WHAT TO WORK ON –
Find the string "Number" in the records. Copy every line it appears in.
++++++++++++++++++++
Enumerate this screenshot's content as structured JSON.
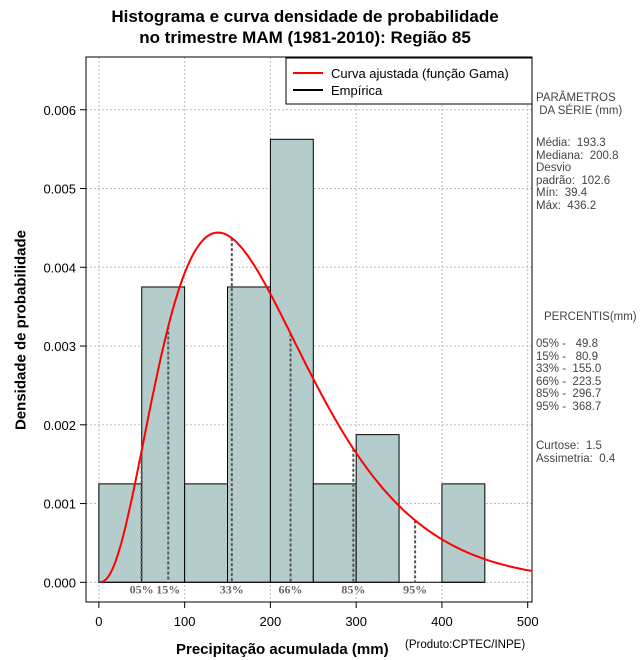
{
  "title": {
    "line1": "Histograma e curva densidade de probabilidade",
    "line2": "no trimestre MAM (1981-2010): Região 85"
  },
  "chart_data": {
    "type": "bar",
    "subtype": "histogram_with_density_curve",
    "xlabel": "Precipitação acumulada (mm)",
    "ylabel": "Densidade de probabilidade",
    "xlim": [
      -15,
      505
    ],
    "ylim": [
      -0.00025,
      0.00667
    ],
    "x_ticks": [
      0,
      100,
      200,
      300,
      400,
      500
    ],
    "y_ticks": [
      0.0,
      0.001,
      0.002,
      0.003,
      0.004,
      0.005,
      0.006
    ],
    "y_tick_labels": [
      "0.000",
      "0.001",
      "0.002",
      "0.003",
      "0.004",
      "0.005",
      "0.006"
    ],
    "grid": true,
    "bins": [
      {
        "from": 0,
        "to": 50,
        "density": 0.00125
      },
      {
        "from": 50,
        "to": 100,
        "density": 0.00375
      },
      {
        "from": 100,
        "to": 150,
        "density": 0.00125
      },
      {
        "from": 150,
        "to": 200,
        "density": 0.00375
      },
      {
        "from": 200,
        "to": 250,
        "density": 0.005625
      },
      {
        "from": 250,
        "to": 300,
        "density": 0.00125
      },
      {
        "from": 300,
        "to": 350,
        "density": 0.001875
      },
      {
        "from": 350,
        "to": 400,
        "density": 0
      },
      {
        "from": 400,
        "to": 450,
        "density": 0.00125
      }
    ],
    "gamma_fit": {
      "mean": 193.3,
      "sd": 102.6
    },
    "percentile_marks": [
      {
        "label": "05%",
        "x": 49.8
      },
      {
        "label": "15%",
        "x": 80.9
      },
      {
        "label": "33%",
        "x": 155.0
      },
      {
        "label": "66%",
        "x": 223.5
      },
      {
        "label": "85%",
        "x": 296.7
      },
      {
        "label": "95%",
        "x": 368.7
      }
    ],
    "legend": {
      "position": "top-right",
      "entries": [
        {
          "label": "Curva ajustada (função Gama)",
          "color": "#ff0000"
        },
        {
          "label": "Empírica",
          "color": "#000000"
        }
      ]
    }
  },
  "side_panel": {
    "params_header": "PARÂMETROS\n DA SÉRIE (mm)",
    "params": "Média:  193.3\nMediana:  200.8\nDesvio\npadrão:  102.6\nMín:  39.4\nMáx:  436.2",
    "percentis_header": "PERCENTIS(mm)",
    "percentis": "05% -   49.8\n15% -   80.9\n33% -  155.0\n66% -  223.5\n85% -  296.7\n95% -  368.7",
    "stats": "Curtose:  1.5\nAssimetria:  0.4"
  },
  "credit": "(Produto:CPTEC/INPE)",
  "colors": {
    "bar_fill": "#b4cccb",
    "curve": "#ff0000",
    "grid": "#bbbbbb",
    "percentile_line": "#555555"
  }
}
++++++++++++++++++++
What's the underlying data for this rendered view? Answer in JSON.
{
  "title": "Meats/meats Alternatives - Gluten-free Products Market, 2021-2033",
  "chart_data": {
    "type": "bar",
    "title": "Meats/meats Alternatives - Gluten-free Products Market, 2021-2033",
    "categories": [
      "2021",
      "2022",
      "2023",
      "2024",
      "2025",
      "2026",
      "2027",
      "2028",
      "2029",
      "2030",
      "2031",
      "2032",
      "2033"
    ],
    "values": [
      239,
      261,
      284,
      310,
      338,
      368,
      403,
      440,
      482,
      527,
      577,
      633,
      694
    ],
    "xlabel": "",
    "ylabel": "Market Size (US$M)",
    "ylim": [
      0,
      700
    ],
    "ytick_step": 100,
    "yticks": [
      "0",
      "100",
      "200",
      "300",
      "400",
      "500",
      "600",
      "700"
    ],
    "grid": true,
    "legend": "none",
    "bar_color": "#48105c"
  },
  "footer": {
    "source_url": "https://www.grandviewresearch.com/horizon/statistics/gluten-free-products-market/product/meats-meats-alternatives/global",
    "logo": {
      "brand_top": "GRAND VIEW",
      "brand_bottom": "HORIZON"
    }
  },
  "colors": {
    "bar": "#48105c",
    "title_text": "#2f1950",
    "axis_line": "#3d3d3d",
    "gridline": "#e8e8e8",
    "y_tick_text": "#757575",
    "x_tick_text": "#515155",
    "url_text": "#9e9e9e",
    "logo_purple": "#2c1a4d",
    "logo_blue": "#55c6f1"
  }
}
++++++++++++++++++++
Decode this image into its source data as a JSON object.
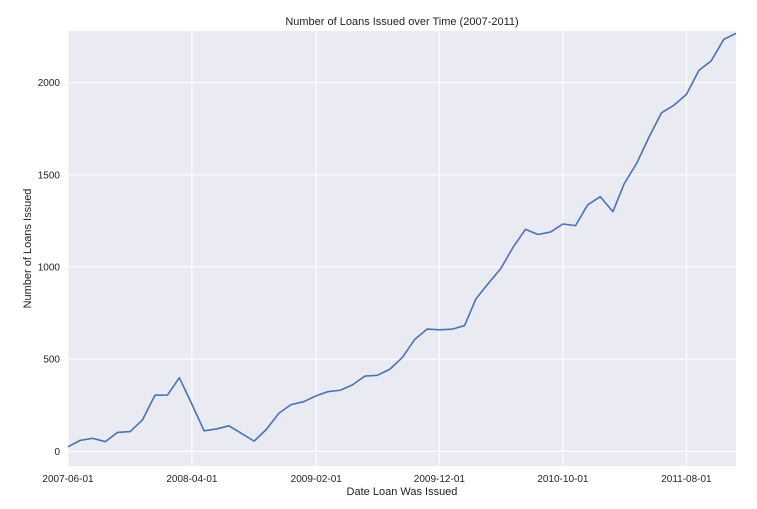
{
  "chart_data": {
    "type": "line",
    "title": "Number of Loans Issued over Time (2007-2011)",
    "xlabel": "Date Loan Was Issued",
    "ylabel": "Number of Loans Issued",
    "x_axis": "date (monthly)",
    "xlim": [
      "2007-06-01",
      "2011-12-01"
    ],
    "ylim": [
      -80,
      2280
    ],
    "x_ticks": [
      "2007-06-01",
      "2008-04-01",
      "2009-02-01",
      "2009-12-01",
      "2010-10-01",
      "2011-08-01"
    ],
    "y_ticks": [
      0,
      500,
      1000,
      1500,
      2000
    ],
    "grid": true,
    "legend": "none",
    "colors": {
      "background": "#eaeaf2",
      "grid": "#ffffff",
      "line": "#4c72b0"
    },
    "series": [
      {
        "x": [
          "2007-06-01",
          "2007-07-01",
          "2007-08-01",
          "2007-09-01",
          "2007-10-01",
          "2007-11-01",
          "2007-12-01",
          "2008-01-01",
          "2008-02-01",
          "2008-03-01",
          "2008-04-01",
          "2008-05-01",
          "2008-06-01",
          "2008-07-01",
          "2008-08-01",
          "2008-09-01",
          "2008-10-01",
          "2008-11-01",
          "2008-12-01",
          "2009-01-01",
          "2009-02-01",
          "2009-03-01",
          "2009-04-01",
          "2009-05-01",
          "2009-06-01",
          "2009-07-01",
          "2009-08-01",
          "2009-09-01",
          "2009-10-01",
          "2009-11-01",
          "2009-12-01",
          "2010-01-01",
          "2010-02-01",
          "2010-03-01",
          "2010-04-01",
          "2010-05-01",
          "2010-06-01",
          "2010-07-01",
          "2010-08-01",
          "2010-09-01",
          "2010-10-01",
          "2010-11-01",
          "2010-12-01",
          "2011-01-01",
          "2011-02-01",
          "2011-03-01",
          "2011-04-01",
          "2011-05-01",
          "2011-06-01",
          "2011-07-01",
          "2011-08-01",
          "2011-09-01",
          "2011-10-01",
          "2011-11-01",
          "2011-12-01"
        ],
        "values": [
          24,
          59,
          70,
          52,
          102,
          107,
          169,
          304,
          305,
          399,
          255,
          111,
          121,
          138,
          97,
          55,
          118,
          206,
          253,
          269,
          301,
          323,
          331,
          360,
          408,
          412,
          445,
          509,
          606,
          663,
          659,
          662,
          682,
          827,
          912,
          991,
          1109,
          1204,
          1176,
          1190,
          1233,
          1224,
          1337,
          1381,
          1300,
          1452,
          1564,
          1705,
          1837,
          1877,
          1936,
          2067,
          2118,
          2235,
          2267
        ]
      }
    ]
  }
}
++++++++++++++++++++
TASK OUTPUT –
    "title": "Number of Loans Issued over Time (2007-2011)",
    "ylabel": "Number of Loans Issued",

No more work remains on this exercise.